▶ DOCUMENT EXCERPT
>> start

On Dec 7, 2009, at 2:16 PM, Terry Blanton wrote:

Maybe someone can explain this comment in the paper:

"In the carbon breakup reaction, a
metastable 13C shatters into three α particles and the
residuals of the reaction can be viewed in the CR-39
detector as a three-prong star where each prong represents
each charged particle that occurs in the decay (Antolković
and Dolenec 1975)."

Is this saying that the reaction happens only with the 13C isotope,
typically 1% of the content?

>> end

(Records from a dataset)
>> start

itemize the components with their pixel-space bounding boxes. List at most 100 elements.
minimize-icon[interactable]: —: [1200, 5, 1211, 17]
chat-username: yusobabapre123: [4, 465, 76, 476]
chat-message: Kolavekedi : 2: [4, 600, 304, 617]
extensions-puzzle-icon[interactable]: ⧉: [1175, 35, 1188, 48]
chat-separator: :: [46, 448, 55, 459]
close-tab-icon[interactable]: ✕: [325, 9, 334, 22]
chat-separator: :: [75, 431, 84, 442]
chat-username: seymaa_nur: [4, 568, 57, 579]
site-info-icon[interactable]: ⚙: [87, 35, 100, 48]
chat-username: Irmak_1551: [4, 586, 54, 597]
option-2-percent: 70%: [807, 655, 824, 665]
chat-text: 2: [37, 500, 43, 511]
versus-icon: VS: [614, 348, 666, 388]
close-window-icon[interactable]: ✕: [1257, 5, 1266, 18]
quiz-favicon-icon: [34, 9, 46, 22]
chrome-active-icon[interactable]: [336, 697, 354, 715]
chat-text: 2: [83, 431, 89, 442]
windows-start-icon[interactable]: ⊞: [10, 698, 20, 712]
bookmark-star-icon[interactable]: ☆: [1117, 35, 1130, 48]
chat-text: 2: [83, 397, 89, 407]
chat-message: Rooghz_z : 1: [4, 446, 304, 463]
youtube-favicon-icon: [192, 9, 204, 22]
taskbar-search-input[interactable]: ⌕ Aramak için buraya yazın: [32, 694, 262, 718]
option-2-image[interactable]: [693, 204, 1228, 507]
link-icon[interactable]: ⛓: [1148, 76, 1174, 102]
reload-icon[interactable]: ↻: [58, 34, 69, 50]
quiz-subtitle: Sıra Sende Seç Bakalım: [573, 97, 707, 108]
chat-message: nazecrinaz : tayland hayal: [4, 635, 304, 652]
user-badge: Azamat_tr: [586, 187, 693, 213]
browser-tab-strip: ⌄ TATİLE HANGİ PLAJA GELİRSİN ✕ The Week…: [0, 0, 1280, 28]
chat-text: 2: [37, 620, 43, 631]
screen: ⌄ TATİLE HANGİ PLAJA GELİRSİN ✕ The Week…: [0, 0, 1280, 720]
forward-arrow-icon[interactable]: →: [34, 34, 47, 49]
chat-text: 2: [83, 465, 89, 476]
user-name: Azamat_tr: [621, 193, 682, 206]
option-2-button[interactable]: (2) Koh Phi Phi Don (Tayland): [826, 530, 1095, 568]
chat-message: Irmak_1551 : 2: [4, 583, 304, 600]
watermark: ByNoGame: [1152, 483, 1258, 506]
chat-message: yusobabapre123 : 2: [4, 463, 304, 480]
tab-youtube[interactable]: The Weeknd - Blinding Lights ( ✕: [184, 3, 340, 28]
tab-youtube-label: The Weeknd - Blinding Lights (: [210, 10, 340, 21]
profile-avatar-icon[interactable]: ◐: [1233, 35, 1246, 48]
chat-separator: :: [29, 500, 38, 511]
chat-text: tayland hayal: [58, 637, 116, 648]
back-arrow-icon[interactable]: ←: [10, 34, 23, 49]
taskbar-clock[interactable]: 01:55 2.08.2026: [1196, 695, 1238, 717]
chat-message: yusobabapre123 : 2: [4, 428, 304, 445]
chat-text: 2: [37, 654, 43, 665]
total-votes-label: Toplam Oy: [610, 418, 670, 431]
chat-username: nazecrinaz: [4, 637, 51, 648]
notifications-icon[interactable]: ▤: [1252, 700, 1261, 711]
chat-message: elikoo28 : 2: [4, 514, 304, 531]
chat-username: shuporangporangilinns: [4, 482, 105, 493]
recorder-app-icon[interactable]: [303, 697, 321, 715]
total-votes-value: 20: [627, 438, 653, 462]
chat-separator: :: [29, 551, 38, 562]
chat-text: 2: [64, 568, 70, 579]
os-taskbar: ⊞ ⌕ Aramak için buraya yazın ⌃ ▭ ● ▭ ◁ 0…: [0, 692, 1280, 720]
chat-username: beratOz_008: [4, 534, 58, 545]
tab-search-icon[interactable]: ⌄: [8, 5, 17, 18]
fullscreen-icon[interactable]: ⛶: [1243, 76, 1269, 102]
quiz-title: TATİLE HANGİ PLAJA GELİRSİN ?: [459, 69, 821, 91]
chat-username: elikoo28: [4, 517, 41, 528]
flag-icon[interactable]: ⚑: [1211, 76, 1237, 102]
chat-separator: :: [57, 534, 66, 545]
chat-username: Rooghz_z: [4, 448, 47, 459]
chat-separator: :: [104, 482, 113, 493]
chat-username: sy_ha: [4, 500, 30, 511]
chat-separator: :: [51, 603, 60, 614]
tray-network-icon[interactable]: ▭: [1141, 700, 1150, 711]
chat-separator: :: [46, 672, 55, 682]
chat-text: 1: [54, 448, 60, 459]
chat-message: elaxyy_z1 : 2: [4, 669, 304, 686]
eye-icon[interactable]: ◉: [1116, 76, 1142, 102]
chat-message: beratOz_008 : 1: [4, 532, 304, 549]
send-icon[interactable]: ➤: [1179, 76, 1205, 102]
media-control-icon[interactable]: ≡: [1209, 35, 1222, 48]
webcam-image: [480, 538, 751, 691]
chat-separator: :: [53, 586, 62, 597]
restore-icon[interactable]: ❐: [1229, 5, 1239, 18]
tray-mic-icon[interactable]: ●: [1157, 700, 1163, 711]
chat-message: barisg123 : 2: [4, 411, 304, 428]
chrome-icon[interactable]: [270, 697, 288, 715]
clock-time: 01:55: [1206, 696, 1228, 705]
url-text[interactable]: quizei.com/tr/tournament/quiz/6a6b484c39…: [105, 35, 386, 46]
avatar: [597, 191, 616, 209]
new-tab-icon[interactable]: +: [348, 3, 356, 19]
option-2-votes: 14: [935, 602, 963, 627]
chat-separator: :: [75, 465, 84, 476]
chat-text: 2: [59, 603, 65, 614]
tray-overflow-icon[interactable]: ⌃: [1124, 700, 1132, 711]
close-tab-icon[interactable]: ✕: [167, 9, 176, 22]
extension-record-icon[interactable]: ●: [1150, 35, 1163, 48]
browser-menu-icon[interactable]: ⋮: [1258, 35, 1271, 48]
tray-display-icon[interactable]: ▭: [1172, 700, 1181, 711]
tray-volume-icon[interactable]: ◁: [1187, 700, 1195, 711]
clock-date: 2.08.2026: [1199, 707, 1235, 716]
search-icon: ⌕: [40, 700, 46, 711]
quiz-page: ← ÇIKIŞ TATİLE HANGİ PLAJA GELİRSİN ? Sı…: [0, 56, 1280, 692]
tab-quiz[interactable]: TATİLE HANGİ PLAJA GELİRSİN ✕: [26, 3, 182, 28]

>> end

▶ WORK TO DO
a) Recast the entries as a Markdown table with the columns Row and Line, covering only the stretch from the start of the entries through the line that contains "chat-message: nazecrinaz : tayland". Leave out blank lines.
b) Continue the email about the carbon breakup reaction from where it stops.

▶ RESPONSES IN ORDER
a)
| Row | Line |
|---|---|
| 1 | itemize the components with their pixel-space bounding boxes. List at most 100 elements. |
| 2 | minimize-icon[interactable]: —: [1200, 5, 1211, 17] |
| 3 | chat-username: yusobabapre123: [4, 465, 76, 476] |
| 4 | chat-message: Kolavekedi : 2: [4, 600, 304, 617] |
| 5 | extensions-puzzle-icon[interactable]: ⧉: [1175, 35, 1188, 48] |
| 6 | chat-separator: :: [46, 448, 55, 459] |
| 7 | close-tab-icon[interactable]: ✕: [325, 9, 334, 22] |
| 8 | chat-separator: :: [75, 431, 84, 442] |
| 9 | chat-username: seymaa_nur: [4, 568, 57, 579] |
| 10 | site-info-icon[interactable]: ⚙: [87, 35, 100, 48] |
| 11 | chat-username: Irmak_1551: [4, 586, 54, 597] |
| 12 | option-2-percent: 70%: [807, 655, 824, 665] |
| 13 | chat-text: 2: [37, 500, 43, 511] |
| 14 | versus-icon: VS: [614, 348, 666, 388] |
| 15 | close-window-icon[interactable]: ✕: [1257, 5, 1266, 18] |
| 16 | quiz-favicon-icon: [34, 9, 46, 22] |
| 17 | chrome-active-icon[interactable]: [336, 697, 354, 715] |
| 18 | chat-text: 2: [83, 431, 89, 442] |
| 19 | windows-start-icon[interactable]: ⊞: [10, 698, 20, 712] |
| 20 | bookmark-star-icon[interactable]: ☆: [1117, 35, 1130, 48] |
| 21 | chat-text: 2: [83, 397, 89, 407] |
| 22 | chat-message: Rooghz_z : 1: [4, 446, 304, 463] |
| 23 | youtube-favicon-icon: [192, 9, 204, 22] |
| 24 | taskbar-search-input[interactable]: ⌕ Aramak için buraya yazın: [32, 694, 262, 718] |
| 25 | option-2-image[interactable]: [693, 204, 1228, 507] |
| 26 | link-icon[interactable]: ⛓: [1148, 76, 1174, 102] |
| 27 | reload-icon[interactable]: ↻: [58, 34, 69, 50] |
| 28 | quiz-subtitle: Sıra Sende Seç Bakalım: [573, 97, 707, 108] |
| 29 | chat-message: nazecrinaz : tayland hayal: [4, 635, 304, 652] |

b)
Terry


No. When a two particle nuclear reaction occurs it typically involves creating an "excited nucleus" of combined mass. For example, ordinary fusion is not just a one step process. Excited helium is created as a middle step, denoted:

   D + D --> He*

The unstable He* can decay in one of three ways, releasing a gamma, a T and p, or an He3 and an n. I give an extended description of this process on pages 4-7 of:

http://www.mtaonline.net/~hheffner/CFnuclearReactions.pdf

here are the reactions:

D(D,p)T 4.03 MeV
D(D,n)He3 3.27 MeV
D(D,gamma)He4 23.9 MeV

The He* in hot fusion has 23.9 MeV of "fusion energy". If it fissions then those fissions require energy to break up the He*. The bond breaking energy to enable the D(D,p)T reaction is 23.9 MeV - 4.03 MeV = 19.87 MeV. Similarly the bond breaking energy to enable the D(D,n)He3 reaction is 23.9 MeV - 3.27 MeV = 20.63 MeV.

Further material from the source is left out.